Collection entries
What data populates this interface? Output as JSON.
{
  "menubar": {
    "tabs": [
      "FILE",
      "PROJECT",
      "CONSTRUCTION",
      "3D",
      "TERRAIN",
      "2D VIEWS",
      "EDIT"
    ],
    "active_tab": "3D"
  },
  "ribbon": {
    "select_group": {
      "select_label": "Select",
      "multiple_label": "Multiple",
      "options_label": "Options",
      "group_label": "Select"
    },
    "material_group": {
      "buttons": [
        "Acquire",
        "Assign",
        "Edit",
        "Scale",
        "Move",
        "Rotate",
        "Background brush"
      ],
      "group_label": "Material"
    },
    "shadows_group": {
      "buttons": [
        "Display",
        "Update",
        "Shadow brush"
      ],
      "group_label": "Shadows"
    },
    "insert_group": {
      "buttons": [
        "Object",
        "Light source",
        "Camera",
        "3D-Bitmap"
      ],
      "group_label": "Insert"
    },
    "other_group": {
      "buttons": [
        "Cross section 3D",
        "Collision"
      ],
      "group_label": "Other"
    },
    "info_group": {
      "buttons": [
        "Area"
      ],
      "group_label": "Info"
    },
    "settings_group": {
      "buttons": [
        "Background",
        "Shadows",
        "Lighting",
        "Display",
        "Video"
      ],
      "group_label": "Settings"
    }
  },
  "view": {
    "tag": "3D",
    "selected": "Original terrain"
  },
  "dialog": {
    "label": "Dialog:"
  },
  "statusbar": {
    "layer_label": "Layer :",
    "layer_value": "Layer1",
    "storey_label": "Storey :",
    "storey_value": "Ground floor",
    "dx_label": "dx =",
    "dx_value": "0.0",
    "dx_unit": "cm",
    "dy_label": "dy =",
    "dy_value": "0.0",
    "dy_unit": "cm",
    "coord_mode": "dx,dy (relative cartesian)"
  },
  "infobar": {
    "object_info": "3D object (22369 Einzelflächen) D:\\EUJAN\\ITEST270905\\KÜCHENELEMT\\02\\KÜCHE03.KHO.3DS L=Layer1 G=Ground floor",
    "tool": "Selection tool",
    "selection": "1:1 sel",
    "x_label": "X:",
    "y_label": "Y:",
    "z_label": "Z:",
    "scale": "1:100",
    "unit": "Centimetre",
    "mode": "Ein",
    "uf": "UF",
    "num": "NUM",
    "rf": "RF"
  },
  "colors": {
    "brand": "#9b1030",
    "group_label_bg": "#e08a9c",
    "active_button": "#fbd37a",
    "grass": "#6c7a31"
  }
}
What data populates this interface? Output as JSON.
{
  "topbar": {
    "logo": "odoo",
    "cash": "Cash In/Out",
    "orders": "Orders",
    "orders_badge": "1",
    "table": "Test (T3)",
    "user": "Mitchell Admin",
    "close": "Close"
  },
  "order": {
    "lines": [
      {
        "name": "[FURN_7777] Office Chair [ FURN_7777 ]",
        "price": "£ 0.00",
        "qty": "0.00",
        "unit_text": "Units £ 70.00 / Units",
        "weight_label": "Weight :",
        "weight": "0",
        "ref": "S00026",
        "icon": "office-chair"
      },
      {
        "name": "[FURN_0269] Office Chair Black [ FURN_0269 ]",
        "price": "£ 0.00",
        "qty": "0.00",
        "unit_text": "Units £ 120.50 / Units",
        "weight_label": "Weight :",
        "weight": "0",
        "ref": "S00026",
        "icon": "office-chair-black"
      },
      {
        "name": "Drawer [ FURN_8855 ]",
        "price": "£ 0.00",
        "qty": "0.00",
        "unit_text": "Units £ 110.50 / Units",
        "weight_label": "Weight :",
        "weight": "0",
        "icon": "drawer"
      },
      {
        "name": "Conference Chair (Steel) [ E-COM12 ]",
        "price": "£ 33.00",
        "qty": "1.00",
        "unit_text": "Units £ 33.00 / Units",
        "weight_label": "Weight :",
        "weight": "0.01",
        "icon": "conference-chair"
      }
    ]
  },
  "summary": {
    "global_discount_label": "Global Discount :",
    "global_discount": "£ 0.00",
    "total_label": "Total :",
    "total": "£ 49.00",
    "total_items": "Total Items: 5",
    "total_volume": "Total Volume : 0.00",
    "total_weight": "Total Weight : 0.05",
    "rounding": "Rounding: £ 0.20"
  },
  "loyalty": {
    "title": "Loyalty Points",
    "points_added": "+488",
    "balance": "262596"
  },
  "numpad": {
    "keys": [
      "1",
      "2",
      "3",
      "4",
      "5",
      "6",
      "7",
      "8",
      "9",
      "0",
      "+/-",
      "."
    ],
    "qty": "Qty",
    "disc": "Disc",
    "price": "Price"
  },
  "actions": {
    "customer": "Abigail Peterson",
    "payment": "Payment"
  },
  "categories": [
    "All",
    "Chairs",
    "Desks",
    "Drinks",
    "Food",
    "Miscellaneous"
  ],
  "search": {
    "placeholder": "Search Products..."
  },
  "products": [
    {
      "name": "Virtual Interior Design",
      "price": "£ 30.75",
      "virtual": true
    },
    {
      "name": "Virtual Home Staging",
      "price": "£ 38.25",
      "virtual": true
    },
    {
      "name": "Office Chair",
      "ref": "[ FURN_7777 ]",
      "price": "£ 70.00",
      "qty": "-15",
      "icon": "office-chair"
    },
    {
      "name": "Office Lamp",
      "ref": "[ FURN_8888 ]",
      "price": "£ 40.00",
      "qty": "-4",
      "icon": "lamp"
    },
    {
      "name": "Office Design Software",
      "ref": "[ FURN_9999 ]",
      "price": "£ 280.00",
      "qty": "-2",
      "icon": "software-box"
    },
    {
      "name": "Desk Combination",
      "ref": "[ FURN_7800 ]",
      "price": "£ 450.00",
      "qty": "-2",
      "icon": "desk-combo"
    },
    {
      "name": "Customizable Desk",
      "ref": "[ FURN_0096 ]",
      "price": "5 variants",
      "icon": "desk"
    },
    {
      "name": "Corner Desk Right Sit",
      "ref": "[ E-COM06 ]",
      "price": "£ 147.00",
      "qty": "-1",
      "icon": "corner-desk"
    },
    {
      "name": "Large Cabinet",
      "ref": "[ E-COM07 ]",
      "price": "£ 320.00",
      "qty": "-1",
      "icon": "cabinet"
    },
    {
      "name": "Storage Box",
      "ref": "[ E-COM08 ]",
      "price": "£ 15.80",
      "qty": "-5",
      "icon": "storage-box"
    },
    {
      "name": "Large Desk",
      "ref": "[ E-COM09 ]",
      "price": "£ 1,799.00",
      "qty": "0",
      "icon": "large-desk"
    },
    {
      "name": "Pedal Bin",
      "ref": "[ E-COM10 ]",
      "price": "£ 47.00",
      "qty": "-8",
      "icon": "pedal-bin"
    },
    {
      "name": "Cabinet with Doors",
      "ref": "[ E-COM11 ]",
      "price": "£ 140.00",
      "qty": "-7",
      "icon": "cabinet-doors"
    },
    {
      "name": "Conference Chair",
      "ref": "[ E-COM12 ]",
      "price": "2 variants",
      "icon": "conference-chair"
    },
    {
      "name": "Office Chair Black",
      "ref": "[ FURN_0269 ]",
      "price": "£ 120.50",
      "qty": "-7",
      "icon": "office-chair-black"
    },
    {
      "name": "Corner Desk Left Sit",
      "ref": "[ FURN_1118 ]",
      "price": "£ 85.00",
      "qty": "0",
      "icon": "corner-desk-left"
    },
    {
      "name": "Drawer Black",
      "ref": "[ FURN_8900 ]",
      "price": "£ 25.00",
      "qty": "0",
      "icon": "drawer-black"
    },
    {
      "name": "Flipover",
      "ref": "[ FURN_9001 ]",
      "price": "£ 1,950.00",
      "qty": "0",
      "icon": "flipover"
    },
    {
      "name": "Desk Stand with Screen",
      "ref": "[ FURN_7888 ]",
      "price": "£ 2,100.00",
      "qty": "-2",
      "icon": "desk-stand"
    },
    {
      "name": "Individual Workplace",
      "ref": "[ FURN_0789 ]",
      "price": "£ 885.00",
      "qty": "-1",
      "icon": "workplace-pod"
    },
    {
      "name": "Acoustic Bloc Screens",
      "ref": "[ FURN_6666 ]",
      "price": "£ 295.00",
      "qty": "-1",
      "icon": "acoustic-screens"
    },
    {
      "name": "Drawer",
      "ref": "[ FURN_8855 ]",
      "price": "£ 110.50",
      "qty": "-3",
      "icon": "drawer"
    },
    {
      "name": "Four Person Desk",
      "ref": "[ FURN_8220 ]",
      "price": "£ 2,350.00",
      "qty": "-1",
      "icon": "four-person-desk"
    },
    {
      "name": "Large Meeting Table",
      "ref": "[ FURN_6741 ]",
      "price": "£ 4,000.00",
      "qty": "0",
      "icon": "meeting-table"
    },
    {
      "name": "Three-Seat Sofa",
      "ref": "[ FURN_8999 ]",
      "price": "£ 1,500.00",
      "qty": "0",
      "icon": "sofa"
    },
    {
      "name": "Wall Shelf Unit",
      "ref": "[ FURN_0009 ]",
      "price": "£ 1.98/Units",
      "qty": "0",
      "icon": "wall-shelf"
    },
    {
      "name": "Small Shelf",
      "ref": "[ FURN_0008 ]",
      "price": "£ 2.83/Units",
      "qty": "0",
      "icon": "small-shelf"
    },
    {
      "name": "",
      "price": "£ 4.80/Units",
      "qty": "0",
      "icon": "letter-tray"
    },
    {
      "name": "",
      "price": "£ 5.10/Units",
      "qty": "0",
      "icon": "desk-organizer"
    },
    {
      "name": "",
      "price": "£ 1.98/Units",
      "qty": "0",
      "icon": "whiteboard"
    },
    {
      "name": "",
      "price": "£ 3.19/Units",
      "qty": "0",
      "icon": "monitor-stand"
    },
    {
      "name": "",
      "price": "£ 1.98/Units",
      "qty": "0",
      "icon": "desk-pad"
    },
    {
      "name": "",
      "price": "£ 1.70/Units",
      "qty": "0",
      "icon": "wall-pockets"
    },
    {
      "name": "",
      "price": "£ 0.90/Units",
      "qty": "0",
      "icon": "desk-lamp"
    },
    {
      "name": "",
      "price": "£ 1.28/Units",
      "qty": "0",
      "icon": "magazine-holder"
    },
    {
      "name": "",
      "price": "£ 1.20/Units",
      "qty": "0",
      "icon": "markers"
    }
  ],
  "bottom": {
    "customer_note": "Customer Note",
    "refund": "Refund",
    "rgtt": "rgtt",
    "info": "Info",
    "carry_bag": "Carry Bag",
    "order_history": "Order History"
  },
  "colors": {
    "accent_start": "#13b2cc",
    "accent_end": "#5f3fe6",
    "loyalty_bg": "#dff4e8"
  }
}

EXERCISE REQUIREMENTS: For this exercise, gather every line of the data that contains the word "floor".

TASK OUTPUT:
    "storey_value": "Ground floor",
    "object_info": "3D object (22369 Einzelflächen) D:\\EUJAN\\ITEST270905\\KÜCHENELEMT\\02\\KÜCHE03.KHO.3DS L=Layer1 G=Ground floor",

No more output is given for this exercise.